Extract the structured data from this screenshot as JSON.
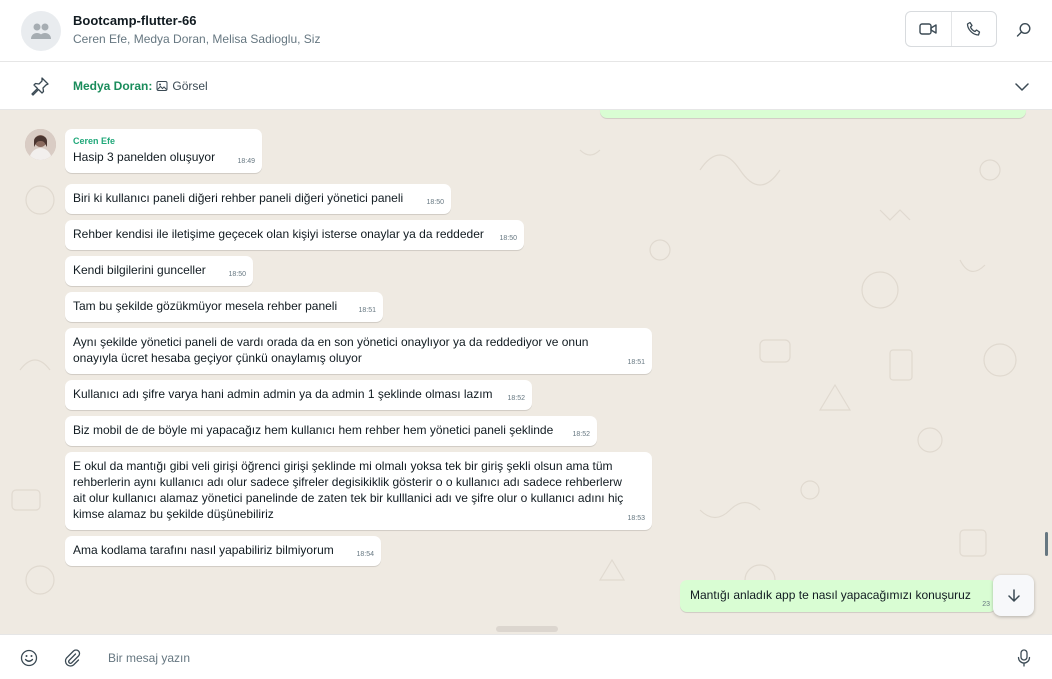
{
  "header": {
    "title": "Bootcamp-flutter-66",
    "participants": "Ceren Efe, Medya Doran, Melisa Sadioglu, Siz"
  },
  "pinned": {
    "sender": "Medya Doran:",
    "body": "Görsel"
  },
  "messages": [
    {
      "sender": "Ceren Efe",
      "text": "Hasip 3 panelden oluşuyor",
      "time": "18:49"
    },
    {
      "text": "Biri ki kullanıcı paneli diğeri rehber paneli diğeri yönetici paneli",
      "time": "18:50"
    },
    {
      "text": "Rehber kendisi ile iletişime geçecek olan kişiyi isterse onaylar ya da reddeder",
      "time": "18:50"
    },
    {
      "text": "Kendi bilgilerini gunceller",
      "time": "18:50"
    },
    {
      "text": "Tam bu şekilde gözükmüyor mesela rehber paneli",
      "time": "18:51"
    },
    {
      "text": "Aynı şekilde yönetici paneli de vardı orada da en son yönetici onaylıyor ya da reddediyor ve onun onayıyla ücret hesaba geçiyor çünkü onaylamış oluyor",
      "time": "18:51"
    },
    {
      "text": "Kullanıcı adı şifre varya hani admin admin ya da admin 1 şeklinde olması lazım",
      "time": "18:52"
    },
    {
      "text": "Biz mobil de de böyle mi yapacağız hem kullanıcı hem rehber hem yönetici paneli şeklinde",
      "time": "18:52"
    },
    {
      "text": "E okul da mantığı gibi veli girişi öğrenci girişi şeklinde mi olmalı yoksa tek bir giriş şekli olsun ama tüm rehberlerin aynı kullanıcı adı olur sadece şifreler degisikiklik gösterir o o kullanıcı adı sadece rehberlerw ait olur kullanıcı alamaz yönetici panelinde de zaten tek bir kulllanici adı ve şifre olur o kullanıcı adını hiç kimse alamaz bu şekilde düşünebiliriz",
      "time": "18:53"
    },
    {
      "text": "Ama kodlama tarafını nasıl yapabiliriz bilmiyorum",
      "time": "18:54"
    }
  ],
  "sent_message": {
    "text": "Mantığı anladık app te nasıl yapacağımızı konuşuruz",
    "time": "23"
  },
  "composer": {
    "placeholder": "Bir mesaj yazın"
  },
  "icons": {
    "group_avatar": "group-icon",
    "video": "video-call-icon",
    "voice": "phone-icon",
    "search": "search-icon",
    "pin": "pin-icon",
    "image": "image-icon",
    "expand": "chevron-down-icon",
    "scroll": "arrow-down-icon",
    "emoji": "emoji-icon",
    "attach": "paperclip-icon",
    "mic": "microphone-icon"
  },
  "colors": {
    "sender_name": "#21a87a",
    "pinned_sender": "#1a8c5b",
    "outgoing_bubble": "#d9fdd3",
    "chat_background": "#efeae2"
  }
}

Given task:
Copy the data exactly. Any picture it contains is to be omitted.

Worked answer:
Extract the structured data from this screenshot as JSON.
{
  "header": {
    "title": "Bootcamp-flutter-66",
    "participants": "Ceren Efe, Medya Doran, Melisa Sadioglu, Siz"
  },
  "pinned": {
    "sender": "Medya Doran:",
    "body": "Görsel"
  },
  "messages": [
    {
      "sender": "Ceren Efe",
      "text": "Hasip 3 panelden oluşuyor",
      "time": "18:49"
    },
    {
      "text": "Biri ki kullanıcı paneli diğeri rehber paneli diğeri yönetici paneli",
      "time": "18:50"
    },
    {
      "text": "Rehber kendisi ile iletişime geçecek olan kişiyi isterse onaylar ya da reddeder",
      "time": "18:50"
    },
    {
      "text": "Kendi bilgilerini gunceller",
      "time": "18:50"
    },
    {
      "text": "Tam bu şekilde gözükmüyor mesela rehber paneli",
      "time": "18:51"
    },
    {
      "text": "Aynı şekilde yönetici paneli de vardı orada da en son yönetici onaylıyor ya da reddediyor ve onun onayıyla ücret hesaba geçiyor çünkü onaylamış oluyor",
      "time": "18:51"
    },
    {
      "text": "Kullanıcı adı şifre varya hani admin admin ya da admin 1 şeklinde olması lazım",
      "time": "18:52"
    },
    {
      "text": "Biz mobil de de böyle mi yapacağız hem kullanıcı hem rehber hem yönetici paneli şeklinde",
      "time": "18:52"
    },
    {
      "text": "E okul da mantığı gibi veli girişi öğrenci girişi şeklinde mi olmalı yoksa tek bir giriş şekli olsun ama tüm rehberlerin aynı kullanıcı adı olur sadece şifreler degisikiklik gösterir o o kullanıcı adı sadece rehberlerw ait olur kullanıcı alamaz yönetici panelinde de zaten tek bir kulllanici adı ve şifre olur o kullanıcı adını hiç kimse alamaz bu şekilde düşünebiliriz",
      "time": "18:53"
    },
    {
      "text": "Ama kodlama tarafını nasıl yapabiliriz bilmiyorum",
      "time": "18:54"
    }
  ],
  "sent_message": {
    "text": "Mantığı anladık app te nasıl yapacağımızı konuşuruz",
    "time": "23"
  },
  "composer": {
    "placeholder": "Bir mesaj yazın"
  },
  "icons": {
    "group_avatar": "group-icon",
    "video": "video-call-icon",
    "voice": "phone-icon",
    "search": "search-icon",
    "pin": "pin-icon",
    "image": "image-icon",
    "expand": "chevron-down-icon",
    "scroll": "arrow-down-icon",
    "emoji": "emoji-icon",
    "attach": "paperclip-icon",
    "mic": "microphone-icon"
  },
  "colors": {
    "sender_name": "#21a87a",
    "pinned_sender": "#1a8c5b",
    "outgoing_bubble": "#d9fdd3",
    "chat_background": "#efeae2"
  }
}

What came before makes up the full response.